--- START EXTRACTED INFORMATION ---
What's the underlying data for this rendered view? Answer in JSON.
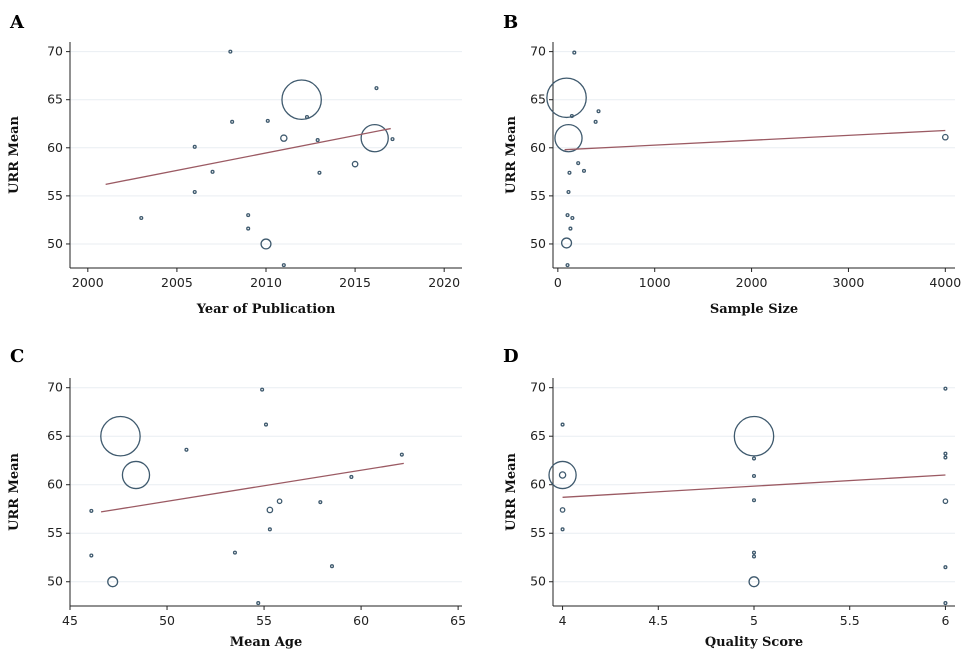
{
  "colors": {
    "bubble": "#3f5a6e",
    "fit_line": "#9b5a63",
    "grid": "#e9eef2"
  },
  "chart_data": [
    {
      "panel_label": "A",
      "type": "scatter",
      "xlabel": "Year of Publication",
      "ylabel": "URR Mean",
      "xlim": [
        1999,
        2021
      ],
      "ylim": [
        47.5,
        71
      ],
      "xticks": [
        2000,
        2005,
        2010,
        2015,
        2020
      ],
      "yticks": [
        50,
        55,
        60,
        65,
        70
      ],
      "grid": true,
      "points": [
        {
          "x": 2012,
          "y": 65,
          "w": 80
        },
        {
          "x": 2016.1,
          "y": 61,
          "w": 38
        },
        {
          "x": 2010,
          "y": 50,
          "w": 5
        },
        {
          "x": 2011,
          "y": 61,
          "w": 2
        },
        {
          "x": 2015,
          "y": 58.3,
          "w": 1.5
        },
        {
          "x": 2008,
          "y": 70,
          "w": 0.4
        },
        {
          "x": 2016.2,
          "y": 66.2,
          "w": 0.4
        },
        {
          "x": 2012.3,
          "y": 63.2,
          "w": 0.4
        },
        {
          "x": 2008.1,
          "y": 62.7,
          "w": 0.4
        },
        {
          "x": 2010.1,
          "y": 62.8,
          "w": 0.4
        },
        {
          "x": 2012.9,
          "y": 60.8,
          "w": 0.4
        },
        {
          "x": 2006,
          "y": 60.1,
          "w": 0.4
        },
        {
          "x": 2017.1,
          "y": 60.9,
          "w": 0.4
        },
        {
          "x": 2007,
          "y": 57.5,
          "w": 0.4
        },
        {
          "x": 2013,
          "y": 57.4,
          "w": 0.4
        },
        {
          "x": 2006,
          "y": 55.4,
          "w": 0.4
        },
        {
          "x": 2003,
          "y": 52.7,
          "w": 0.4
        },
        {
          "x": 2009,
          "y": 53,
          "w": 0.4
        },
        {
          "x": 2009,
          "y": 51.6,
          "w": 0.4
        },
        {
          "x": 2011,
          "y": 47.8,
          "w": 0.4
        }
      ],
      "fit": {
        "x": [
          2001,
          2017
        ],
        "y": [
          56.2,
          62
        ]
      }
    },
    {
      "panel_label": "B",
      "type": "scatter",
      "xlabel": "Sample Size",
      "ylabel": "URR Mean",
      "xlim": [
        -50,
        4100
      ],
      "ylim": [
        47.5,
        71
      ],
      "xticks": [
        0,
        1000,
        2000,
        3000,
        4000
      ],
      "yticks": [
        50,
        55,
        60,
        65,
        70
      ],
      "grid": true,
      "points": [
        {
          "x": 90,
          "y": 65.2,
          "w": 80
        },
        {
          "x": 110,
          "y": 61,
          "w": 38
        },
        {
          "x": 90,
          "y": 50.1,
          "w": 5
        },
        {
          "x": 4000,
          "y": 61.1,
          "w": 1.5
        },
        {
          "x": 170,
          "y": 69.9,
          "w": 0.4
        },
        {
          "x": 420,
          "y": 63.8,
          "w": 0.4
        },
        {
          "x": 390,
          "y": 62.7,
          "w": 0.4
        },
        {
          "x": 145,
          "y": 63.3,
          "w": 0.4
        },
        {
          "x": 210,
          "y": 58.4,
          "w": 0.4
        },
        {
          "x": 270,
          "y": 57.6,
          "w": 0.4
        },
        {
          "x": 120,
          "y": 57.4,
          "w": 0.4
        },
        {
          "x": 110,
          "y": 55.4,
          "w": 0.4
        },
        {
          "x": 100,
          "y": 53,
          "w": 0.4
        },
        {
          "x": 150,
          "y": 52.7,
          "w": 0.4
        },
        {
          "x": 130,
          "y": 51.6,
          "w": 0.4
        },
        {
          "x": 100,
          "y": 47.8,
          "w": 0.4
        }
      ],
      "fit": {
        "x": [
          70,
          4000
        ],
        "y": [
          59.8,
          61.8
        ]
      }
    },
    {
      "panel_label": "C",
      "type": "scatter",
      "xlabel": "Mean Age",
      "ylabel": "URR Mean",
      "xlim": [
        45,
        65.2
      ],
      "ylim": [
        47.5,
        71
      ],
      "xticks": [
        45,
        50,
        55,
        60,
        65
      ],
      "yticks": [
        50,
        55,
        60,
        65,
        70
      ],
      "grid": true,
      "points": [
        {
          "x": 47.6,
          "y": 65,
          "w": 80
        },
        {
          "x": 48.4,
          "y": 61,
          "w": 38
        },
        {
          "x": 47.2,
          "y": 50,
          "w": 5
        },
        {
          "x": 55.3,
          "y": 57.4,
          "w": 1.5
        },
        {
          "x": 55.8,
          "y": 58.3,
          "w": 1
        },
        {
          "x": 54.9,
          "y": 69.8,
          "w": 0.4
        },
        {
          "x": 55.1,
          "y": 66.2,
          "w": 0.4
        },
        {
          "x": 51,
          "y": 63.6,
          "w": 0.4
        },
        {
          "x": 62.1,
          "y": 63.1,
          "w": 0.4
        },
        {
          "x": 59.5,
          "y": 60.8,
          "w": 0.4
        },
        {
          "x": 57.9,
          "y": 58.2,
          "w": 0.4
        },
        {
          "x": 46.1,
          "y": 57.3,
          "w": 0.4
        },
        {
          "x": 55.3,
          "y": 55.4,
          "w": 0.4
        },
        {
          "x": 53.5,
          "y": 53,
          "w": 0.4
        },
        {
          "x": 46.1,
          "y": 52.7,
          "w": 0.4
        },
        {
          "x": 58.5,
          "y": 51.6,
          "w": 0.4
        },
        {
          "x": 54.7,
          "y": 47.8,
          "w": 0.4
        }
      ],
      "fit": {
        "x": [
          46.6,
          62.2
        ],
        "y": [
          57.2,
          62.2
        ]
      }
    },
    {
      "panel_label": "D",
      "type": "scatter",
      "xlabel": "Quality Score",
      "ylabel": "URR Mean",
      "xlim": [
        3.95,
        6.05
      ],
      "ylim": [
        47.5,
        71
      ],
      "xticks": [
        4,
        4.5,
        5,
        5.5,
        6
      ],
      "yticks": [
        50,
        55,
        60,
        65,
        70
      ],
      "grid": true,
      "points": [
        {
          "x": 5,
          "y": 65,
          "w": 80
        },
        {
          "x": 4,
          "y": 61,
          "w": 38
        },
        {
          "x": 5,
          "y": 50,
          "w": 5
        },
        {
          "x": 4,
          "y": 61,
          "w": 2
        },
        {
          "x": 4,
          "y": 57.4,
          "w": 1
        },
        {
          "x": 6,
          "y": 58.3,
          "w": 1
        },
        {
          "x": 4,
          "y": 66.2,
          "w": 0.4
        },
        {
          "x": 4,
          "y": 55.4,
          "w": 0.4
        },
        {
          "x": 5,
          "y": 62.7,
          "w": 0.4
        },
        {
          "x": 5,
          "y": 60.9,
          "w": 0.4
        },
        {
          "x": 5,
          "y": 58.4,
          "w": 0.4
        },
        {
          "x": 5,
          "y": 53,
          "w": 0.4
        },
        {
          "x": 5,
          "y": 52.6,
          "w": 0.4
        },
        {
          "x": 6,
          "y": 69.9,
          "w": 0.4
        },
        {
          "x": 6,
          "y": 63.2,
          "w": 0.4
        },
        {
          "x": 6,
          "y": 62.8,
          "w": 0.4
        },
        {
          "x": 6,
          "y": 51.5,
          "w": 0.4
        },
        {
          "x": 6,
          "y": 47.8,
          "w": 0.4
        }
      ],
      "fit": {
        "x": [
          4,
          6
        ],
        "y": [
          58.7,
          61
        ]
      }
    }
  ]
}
--- END EXTRACTED INFORMATION ---
DIRECTIONS:
Return the listing above in full and without alteration, excluding its pictures.

FINAL ANSWER:
What's the underlying data for this rendered view? Answer in JSON.
{
  "colors": {
    "bubble": "#3f5a6e",
    "fit_line": "#9b5a63",
    "grid": "#e9eef2"
  },
  "chart_data": [
    {
      "panel_label": "A",
      "type": "scatter",
      "xlabel": "Year of Publication",
      "ylabel": "URR Mean",
      "xlim": [
        1999,
        2021
      ],
      "ylim": [
        47.5,
        71
      ],
      "xticks": [
        2000,
        2005,
        2010,
        2015,
        2020
      ],
      "yticks": [
        50,
        55,
        60,
        65,
        70
      ],
      "grid": true,
      "points": [
        {
          "x": 2012,
          "y": 65,
          "w": 80
        },
        {
          "x": 2016.1,
          "y": 61,
          "w": 38
        },
        {
          "x": 2010,
          "y": 50,
          "w": 5
        },
        {
          "x": 2011,
          "y": 61,
          "w": 2
        },
        {
          "x": 2015,
          "y": 58.3,
          "w": 1.5
        },
        {
          "x": 2008,
          "y": 70,
          "w": 0.4
        },
        {
          "x": 2016.2,
          "y": 66.2,
          "w": 0.4
        },
        {
          "x": 2012.3,
          "y": 63.2,
          "w": 0.4
        },
        {
          "x": 2008.1,
          "y": 62.7,
          "w": 0.4
        },
        {
          "x": 2010.1,
          "y": 62.8,
          "w": 0.4
        },
        {
          "x": 2012.9,
          "y": 60.8,
          "w": 0.4
        },
        {
          "x": 2006,
          "y": 60.1,
          "w": 0.4
        },
        {
          "x": 2017.1,
          "y": 60.9,
          "w": 0.4
        },
        {
          "x": 2007,
          "y": 57.5,
          "w": 0.4
        },
        {
          "x": 2013,
          "y": 57.4,
          "w": 0.4
        },
        {
          "x": 2006,
          "y": 55.4,
          "w": 0.4
        },
        {
          "x": 2003,
          "y": 52.7,
          "w": 0.4
        },
        {
          "x": 2009,
          "y": 53,
          "w": 0.4
        },
        {
          "x": 2009,
          "y": 51.6,
          "w": 0.4
        },
        {
          "x": 2011,
          "y": 47.8,
          "w": 0.4
        }
      ],
      "fit": {
        "x": [
          2001,
          2017
        ],
        "y": [
          56.2,
          62
        ]
      }
    },
    {
      "panel_label": "B",
      "type": "scatter",
      "xlabel": "Sample Size",
      "ylabel": "URR Mean",
      "xlim": [
        -50,
        4100
      ],
      "ylim": [
        47.5,
        71
      ],
      "xticks": [
        0,
        1000,
        2000,
        3000,
        4000
      ],
      "yticks": [
        50,
        55,
        60,
        65,
        70
      ],
      "grid": true,
      "points": [
        {
          "x": 90,
          "y": 65.2,
          "w": 80
        },
        {
          "x": 110,
          "y": 61,
          "w": 38
        },
        {
          "x": 90,
          "y": 50.1,
          "w": 5
        },
        {
          "x": 4000,
          "y": 61.1,
          "w": 1.5
        },
        {
          "x": 170,
          "y": 69.9,
          "w": 0.4
        },
        {
          "x": 420,
          "y": 63.8,
          "w": 0.4
        },
        {
          "x": 390,
          "y": 62.7,
          "w": 0.4
        },
        {
          "x": 145,
          "y": 63.3,
          "w": 0.4
        },
        {
          "x": 210,
          "y": 58.4,
          "w": 0.4
        },
        {
          "x": 270,
          "y": 57.6,
          "w": 0.4
        },
        {
          "x": 120,
          "y": 57.4,
          "w": 0.4
        },
        {
          "x": 110,
          "y": 55.4,
          "w": 0.4
        },
        {
          "x": 100,
          "y": 53,
          "w": 0.4
        },
        {
          "x": 150,
          "y": 52.7,
          "w": 0.4
        },
        {
          "x": 130,
          "y": 51.6,
          "w": 0.4
        },
        {
          "x": 100,
          "y": 47.8,
          "w": 0.4
        }
      ],
      "fit": {
        "x": [
          70,
          4000
        ],
        "y": [
          59.8,
          61.8
        ]
      }
    },
    {
      "panel_label": "C",
      "type": "scatter",
      "xlabel": "Mean Age",
      "ylabel": "URR Mean",
      "xlim": [
        45,
        65.2
      ],
      "ylim": [
        47.5,
        71
      ],
      "xticks": [
        45,
        50,
        55,
        60,
        65
      ],
      "yticks": [
        50,
        55,
        60,
        65,
        70
      ],
      "grid": true,
      "points": [
        {
          "x": 47.6,
          "y": 65,
          "w": 80
        },
        {
          "x": 48.4,
          "y": 61,
          "w": 38
        },
        {
          "x": 47.2,
          "y": 50,
          "w": 5
        },
        {
          "x": 55.3,
          "y": 57.4,
          "w": 1.5
        },
        {
          "x": 55.8,
          "y": 58.3,
          "w": 1
        },
        {
          "x": 54.9,
          "y": 69.8,
          "w": 0.4
        },
        {
          "x": 55.1,
          "y": 66.2,
          "w": 0.4
        },
        {
          "x": 51,
          "y": 63.6,
          "w": 0.4
        },
        {
          "x": 62.1,
          "y": 63.1,
          "w": 0.4
        },
        {
          "x": 59.5,
          "y": 60.8,
          "w": 0.4
        },
        {
          "x": 57.9,
          "y": 58.2,
          "w": 0.4
        },
        {
          "x": 46.1,
          "y": 57.3,
          "w": 0.4
        },
        {
          "x": 55.3,
          "y": 55.4,
          "w": 0.4
        },
        {
          "x": 53.5,
          "y": 53,
          "w": 0.4
        },
        {
          "x": 46.1,
          "y": 52.7,
          "w": 0.4
        },
        {
          "x": 58.5,
          "y": 51.6,
          "w": 0.4
        },
        {
          "x": 54.7,
          "y": 47.8,
          "w": 0.4
        }
      ],
      "fit": {
        "x": [
          46.6,
          62.2
        ],
        "y": [
          57.2,
          62.2
        ]
      }
    },
    {
      "panel_label": "D",
      "type": "scatter",
      "xlabel": "Quality Score",
      "ylabel": "URR Mean",
      "xlim": [
        3.95,
        6.05
      ],
      "ylim": [
        47.5,
        71
      ],
      "xticks": [
        4,
        4.5,
        5,
        5.5,
        6
      ],
      "yticks": [
        50,
        55,
        60,
        65,
        70
      ],
      "grid": true,
      "points": [
        {
          "x": 5,
          "y": 65,
          "w": 80
        },
        {
          "x": 4,
          "y": 61,
          "w": 38
        },
        {
          "x": 5,
          "y": 50,
          "w": 5
        },
        {
          "x": 4,
          "y": 61,
          "w": 2
        },
        {
          "x": 4,
          "y": 57.4,
          "w": 1
        },
        {
          "x": 6,
          "y": 58.3,
          "w": 1
        },
        {
          "x": 4,
          "y": 66.2,
          "w": 0.4
        },
        {
          "x": 4,
          "y": 55.4,
          "w": 0.4
        },
        {
          "x": 5,
          "y": 62.7,
          "w": 0.4
        },
        {
          "x": 5,
          "y": 60.9,
          "w": 0.4
        },
        {
          "x": 5,
          "y": 58.4,
          "w": 0.4
        },
        {
          "x": 5,
          "y": 53,
          "w": 0.4
        },
        {
          "x": 5,
          "y": 52.6,
          "w": 0.4
        },
        {
          "x": 6,
          "y": 69.9,
          "w": 0.4
        },
        {
          "x": 6,
          "y": 63.2,
          "w": 0.4
        },
        {
          "x": 6,
          "y": 62.8,
          "w": 0.4
        },
        {
          "x": 6,
          "y": 51.5,
          "w": 0.4
        },
        {
          "x": 6,
          "y": 47.8,
          "w": 0.4
        }
      ],
      "fit": {
        "x": [
          4,
          6
        ],
        "y": [
          58.7,
          61
        ]
      }
    }
  ]
}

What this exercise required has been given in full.